• Task requirements: Locate the word "Sakayanagi" in the entries below, then gather every line that holds it.

• Provided information:
· · · ·

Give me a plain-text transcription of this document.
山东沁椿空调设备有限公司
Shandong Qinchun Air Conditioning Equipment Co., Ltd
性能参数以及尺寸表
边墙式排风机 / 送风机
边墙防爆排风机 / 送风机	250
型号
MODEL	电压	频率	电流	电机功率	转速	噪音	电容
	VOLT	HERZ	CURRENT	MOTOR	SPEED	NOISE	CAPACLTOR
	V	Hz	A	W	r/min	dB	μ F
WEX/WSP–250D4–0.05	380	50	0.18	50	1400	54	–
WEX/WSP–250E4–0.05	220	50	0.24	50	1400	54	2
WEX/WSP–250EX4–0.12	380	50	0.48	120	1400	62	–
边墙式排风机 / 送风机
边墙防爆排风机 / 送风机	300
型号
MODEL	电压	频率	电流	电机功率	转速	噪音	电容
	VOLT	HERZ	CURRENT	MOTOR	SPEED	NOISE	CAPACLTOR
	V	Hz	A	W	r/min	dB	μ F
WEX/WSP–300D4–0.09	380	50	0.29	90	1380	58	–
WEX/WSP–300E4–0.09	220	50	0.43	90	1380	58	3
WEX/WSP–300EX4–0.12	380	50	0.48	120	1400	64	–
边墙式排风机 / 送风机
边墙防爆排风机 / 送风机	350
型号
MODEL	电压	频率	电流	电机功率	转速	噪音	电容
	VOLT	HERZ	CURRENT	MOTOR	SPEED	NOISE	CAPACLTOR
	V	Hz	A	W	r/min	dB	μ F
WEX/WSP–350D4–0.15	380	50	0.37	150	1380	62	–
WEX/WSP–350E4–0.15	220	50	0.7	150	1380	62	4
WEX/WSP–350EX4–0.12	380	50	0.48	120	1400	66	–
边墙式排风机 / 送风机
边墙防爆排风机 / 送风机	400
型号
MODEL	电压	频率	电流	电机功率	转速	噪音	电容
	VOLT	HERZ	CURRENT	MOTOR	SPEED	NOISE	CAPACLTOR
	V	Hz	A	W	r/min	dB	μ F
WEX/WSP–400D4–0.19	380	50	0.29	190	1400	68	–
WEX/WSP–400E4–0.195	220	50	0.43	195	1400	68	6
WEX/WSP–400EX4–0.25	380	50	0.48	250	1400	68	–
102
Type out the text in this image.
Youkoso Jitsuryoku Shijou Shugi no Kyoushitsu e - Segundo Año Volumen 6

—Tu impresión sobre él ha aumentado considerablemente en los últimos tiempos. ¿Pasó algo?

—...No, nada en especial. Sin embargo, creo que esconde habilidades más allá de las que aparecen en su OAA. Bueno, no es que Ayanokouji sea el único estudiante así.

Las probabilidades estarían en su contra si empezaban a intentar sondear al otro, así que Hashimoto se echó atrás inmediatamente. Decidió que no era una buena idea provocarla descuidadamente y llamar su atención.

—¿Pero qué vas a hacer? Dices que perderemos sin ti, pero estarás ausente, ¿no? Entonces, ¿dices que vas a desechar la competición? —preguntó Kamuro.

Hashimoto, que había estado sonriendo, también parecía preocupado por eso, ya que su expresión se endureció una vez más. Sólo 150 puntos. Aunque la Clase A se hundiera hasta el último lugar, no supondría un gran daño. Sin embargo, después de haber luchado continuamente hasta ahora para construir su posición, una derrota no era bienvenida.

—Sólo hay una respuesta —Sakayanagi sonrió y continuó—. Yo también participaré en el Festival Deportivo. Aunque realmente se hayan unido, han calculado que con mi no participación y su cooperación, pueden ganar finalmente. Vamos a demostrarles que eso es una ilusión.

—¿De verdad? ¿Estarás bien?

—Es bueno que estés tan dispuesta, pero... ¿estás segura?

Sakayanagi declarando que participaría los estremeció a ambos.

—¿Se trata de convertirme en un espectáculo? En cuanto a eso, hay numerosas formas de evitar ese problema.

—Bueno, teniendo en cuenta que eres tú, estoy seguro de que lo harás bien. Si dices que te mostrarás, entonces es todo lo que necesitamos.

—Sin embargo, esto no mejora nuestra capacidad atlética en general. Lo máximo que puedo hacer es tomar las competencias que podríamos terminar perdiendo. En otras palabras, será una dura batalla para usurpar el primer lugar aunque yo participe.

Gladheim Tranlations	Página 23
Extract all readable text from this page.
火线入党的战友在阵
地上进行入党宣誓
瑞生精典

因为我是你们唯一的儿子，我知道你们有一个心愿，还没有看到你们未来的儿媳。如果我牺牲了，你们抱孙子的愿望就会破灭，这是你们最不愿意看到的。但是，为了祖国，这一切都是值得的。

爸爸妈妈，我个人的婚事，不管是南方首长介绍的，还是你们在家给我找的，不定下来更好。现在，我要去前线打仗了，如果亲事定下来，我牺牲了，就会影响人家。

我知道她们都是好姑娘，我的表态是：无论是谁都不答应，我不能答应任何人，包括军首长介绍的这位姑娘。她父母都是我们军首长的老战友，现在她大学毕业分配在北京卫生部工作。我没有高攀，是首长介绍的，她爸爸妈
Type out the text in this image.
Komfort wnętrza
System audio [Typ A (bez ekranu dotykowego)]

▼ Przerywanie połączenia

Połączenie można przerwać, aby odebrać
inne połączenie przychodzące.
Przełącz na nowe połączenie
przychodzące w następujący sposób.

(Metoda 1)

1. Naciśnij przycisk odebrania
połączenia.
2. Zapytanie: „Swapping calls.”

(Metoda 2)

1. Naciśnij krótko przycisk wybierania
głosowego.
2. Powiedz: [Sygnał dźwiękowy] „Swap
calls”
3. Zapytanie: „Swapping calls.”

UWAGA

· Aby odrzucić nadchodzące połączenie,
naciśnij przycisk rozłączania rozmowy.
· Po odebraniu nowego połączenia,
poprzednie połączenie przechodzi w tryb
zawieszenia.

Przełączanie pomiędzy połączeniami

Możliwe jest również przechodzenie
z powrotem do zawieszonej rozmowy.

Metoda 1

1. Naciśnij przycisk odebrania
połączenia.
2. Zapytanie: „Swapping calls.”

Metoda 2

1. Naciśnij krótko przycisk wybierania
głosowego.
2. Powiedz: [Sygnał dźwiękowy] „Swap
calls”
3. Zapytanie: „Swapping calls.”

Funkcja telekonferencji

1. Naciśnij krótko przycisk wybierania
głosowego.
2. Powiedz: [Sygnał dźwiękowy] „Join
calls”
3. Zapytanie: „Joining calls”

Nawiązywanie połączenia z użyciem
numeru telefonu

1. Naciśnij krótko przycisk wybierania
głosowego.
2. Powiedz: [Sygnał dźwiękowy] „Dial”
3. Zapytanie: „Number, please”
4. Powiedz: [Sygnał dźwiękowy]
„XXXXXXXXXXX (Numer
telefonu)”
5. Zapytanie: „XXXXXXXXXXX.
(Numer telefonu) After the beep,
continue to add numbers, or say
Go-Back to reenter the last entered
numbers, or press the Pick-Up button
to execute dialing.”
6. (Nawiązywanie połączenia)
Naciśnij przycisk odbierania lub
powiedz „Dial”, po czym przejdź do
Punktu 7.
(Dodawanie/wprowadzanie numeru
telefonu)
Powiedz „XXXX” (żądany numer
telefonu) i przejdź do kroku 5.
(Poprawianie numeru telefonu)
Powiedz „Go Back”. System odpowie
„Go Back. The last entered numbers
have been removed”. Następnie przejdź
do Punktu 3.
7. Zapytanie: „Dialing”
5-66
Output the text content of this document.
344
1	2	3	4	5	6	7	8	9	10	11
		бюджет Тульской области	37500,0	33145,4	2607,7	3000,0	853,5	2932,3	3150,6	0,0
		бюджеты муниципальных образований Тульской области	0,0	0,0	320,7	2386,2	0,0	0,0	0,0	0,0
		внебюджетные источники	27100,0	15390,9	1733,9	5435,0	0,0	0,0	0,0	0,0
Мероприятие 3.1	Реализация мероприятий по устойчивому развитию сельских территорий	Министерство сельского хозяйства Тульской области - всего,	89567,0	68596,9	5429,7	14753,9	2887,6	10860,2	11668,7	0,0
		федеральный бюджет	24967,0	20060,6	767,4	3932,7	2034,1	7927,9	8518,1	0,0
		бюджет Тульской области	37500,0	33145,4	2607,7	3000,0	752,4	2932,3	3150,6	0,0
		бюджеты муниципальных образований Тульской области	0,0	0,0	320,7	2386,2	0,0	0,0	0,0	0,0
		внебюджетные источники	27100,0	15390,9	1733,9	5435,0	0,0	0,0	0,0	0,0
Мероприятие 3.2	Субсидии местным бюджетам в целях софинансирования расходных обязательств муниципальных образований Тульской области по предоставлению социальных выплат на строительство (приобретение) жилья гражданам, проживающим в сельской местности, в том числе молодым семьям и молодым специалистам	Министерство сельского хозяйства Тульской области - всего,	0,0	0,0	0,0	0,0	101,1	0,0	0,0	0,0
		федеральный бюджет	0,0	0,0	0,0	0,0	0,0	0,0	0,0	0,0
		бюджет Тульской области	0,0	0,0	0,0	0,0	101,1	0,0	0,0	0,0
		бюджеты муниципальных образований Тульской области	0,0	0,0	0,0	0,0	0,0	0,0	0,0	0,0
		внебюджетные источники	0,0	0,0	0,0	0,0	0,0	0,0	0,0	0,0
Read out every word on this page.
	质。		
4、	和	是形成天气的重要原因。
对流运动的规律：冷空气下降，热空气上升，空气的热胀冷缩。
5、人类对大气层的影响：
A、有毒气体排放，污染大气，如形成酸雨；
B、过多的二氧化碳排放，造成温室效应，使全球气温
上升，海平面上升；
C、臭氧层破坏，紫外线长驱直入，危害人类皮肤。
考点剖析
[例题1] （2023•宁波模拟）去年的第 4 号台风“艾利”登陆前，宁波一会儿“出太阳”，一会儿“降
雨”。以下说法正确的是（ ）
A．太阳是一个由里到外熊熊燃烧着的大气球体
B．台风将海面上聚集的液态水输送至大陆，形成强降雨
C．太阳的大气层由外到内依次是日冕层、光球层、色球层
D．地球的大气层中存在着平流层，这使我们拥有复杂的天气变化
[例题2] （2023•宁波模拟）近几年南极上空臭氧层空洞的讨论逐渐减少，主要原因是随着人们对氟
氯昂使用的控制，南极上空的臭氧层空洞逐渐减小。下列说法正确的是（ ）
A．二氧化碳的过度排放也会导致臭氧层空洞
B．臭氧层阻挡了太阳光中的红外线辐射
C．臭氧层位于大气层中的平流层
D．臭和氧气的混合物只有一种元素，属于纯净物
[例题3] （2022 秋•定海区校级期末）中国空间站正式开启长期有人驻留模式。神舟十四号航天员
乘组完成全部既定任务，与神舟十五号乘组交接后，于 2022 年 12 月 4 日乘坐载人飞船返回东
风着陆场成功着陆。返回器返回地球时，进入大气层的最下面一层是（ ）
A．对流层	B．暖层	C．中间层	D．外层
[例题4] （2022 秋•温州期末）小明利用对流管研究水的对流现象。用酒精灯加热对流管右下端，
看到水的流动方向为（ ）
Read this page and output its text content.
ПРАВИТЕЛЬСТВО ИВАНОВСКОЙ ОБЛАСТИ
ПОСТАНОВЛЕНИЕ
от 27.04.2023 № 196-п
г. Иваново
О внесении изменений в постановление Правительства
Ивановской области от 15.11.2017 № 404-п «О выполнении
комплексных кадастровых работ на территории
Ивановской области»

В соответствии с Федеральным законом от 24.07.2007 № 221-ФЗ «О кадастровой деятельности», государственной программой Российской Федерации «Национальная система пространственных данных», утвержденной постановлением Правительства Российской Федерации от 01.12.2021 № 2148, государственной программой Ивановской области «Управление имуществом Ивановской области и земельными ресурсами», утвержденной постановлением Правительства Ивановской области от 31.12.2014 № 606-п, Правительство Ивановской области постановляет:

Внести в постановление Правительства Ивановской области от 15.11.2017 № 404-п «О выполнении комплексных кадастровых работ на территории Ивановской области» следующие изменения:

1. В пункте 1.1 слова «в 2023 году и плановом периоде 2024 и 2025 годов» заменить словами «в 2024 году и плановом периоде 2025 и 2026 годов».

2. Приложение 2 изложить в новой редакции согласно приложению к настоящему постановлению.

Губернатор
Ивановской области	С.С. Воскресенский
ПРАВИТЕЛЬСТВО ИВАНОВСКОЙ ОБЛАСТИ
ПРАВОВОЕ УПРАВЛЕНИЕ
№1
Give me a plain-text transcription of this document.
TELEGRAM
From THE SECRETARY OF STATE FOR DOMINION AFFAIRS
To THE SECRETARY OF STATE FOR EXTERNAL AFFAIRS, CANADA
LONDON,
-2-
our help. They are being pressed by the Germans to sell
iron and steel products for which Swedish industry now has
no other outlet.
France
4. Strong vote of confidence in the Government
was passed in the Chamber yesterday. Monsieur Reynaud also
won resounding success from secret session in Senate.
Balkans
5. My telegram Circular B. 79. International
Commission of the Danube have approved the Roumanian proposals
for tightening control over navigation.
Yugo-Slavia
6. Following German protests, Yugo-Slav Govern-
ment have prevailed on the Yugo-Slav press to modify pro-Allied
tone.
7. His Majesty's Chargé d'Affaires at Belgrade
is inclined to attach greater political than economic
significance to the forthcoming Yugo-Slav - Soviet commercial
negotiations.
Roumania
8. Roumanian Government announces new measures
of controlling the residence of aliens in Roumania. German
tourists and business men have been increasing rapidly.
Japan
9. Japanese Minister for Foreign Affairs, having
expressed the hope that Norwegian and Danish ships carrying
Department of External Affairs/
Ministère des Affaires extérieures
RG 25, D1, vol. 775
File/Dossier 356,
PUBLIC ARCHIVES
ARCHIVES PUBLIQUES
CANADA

· · · ·

• Answer to the task:
—Sólo hay una respuesta —Sakayanagi sonrió y continuó—. Yo también participaré en el Festival Deportivo. Aunque realmente se hayan unido, han calculado que con mi no participación y su cooperación, pueden ganar finalmente. Vamos a demostrarles que eso es una ilusión.
Sakayanagi declarando que participaría los estremeció a ambos.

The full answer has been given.